:: Stated problem ::
Pull out every line containing the string "lower".

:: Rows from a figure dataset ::
------------------------

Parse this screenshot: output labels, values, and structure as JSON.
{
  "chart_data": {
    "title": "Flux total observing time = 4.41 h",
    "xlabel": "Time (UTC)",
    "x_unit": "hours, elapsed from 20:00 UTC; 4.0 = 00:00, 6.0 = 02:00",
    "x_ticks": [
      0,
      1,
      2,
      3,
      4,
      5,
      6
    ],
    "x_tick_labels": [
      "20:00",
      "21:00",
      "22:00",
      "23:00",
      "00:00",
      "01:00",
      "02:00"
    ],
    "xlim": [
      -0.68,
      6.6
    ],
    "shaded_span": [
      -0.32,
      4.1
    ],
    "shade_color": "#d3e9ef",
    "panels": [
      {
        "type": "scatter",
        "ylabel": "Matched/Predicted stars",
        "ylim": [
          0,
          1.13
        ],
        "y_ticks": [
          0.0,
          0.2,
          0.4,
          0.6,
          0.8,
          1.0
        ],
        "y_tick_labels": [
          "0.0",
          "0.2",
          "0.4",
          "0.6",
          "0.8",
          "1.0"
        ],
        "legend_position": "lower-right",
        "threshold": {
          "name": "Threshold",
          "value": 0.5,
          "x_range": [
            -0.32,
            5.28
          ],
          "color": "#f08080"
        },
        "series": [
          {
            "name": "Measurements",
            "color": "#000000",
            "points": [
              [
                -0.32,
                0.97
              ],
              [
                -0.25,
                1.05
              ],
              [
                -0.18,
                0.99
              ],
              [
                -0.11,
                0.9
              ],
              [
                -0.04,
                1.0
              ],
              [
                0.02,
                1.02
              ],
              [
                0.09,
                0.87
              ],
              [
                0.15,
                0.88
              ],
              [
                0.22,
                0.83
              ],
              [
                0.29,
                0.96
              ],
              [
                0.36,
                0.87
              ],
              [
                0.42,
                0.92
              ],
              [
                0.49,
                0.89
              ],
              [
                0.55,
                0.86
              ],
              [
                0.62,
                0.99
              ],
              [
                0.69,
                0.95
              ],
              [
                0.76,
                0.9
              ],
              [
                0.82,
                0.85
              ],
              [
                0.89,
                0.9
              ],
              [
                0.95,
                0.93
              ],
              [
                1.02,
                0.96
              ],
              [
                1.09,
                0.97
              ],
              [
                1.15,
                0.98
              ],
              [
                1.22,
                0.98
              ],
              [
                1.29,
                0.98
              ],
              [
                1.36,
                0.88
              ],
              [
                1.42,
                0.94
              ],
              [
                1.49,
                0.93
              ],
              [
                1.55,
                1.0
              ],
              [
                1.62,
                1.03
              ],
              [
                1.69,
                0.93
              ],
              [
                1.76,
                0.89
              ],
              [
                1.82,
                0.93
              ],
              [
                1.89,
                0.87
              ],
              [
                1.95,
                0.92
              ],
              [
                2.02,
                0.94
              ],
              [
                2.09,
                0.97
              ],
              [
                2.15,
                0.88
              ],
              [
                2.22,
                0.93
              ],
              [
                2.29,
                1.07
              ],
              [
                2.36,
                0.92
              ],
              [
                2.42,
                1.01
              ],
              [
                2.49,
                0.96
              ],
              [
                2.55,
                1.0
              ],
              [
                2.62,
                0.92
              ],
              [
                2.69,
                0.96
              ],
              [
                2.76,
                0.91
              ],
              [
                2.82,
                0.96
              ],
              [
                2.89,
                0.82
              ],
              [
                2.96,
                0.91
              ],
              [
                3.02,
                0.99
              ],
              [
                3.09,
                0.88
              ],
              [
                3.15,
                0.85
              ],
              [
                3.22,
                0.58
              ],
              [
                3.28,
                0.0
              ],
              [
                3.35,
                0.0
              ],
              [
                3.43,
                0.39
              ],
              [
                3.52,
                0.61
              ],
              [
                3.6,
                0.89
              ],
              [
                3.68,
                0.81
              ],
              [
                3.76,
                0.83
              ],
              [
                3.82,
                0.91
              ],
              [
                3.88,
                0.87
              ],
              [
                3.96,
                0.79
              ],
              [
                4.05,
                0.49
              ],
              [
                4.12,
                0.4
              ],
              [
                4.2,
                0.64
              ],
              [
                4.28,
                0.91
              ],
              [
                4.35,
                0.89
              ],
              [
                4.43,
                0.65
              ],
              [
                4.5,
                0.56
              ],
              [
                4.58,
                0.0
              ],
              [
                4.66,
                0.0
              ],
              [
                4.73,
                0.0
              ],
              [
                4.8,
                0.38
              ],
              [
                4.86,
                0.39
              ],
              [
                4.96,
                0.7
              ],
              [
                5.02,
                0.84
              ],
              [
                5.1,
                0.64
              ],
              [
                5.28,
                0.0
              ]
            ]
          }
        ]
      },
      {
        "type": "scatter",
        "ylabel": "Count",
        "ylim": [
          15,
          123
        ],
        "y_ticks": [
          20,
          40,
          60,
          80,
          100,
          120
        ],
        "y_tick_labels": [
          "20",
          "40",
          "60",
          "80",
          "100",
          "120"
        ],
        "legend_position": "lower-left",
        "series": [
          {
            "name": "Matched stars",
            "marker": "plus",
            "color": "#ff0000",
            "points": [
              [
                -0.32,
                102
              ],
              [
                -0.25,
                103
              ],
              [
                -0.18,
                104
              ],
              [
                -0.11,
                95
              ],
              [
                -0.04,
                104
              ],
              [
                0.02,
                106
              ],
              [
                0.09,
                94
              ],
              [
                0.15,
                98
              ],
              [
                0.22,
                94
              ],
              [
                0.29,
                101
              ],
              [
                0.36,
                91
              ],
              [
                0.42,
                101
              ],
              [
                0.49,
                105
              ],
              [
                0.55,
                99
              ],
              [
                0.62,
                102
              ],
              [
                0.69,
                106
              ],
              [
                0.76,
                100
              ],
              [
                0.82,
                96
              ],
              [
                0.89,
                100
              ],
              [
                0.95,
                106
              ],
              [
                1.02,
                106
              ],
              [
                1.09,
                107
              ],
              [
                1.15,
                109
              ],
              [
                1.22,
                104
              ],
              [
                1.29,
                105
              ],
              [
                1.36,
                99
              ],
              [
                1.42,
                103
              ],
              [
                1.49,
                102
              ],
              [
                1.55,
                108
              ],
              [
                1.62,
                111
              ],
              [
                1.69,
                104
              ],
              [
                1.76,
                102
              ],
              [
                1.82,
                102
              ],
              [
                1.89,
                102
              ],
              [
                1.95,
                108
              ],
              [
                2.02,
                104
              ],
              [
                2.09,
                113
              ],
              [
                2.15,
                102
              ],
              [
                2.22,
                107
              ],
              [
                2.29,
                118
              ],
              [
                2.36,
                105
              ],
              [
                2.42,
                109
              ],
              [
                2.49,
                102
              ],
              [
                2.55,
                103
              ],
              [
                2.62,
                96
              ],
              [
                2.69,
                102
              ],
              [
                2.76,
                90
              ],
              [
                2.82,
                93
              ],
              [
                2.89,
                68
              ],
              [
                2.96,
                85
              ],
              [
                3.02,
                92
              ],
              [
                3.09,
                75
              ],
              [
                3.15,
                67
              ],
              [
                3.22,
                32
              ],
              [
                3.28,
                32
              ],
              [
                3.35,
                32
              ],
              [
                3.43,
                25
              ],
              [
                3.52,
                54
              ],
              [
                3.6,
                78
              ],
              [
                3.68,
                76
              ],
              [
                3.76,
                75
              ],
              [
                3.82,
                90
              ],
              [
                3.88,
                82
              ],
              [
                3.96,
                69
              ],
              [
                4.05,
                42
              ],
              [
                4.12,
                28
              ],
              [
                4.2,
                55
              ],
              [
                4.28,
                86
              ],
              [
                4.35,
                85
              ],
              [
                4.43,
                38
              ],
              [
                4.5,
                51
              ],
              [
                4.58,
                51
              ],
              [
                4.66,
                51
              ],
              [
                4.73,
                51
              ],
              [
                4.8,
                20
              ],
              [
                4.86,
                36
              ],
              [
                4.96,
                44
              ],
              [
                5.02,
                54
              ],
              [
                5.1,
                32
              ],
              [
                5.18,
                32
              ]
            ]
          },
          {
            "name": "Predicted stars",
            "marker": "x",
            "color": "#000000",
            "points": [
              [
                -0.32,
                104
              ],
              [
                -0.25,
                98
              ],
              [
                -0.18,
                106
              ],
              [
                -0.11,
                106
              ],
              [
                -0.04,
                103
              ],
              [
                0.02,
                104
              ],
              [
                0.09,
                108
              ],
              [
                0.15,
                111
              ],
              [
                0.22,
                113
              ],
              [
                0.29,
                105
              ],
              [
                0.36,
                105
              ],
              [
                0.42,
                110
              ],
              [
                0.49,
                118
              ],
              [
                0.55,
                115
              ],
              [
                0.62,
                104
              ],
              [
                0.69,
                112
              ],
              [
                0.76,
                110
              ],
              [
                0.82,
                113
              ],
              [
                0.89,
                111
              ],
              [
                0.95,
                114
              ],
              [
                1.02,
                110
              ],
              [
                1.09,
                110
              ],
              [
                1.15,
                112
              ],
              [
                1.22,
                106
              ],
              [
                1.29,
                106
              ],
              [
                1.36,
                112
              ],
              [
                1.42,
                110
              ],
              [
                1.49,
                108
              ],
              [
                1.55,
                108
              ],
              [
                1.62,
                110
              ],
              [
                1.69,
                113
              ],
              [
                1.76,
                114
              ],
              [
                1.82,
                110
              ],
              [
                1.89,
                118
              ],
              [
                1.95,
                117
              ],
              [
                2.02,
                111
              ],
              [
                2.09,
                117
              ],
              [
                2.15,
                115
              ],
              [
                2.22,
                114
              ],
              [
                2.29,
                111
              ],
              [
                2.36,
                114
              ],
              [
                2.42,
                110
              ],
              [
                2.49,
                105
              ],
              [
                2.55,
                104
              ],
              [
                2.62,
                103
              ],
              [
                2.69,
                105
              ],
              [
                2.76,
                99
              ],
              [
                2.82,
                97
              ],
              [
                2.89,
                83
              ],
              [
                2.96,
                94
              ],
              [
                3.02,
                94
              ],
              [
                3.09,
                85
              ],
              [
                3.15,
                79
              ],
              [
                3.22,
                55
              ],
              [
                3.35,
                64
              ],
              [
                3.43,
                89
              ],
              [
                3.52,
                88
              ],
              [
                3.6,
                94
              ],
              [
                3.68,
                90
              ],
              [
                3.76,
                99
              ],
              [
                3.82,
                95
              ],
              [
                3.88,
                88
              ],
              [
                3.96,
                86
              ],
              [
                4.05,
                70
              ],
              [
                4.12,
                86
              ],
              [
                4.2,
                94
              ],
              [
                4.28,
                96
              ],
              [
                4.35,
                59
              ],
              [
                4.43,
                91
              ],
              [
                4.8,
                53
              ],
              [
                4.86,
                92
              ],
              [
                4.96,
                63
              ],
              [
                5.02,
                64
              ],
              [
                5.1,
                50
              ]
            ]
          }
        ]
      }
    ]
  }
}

------------------------

:: Answer below ::
        "legend_position": "lower-right",
        "legend_position": "lower-left",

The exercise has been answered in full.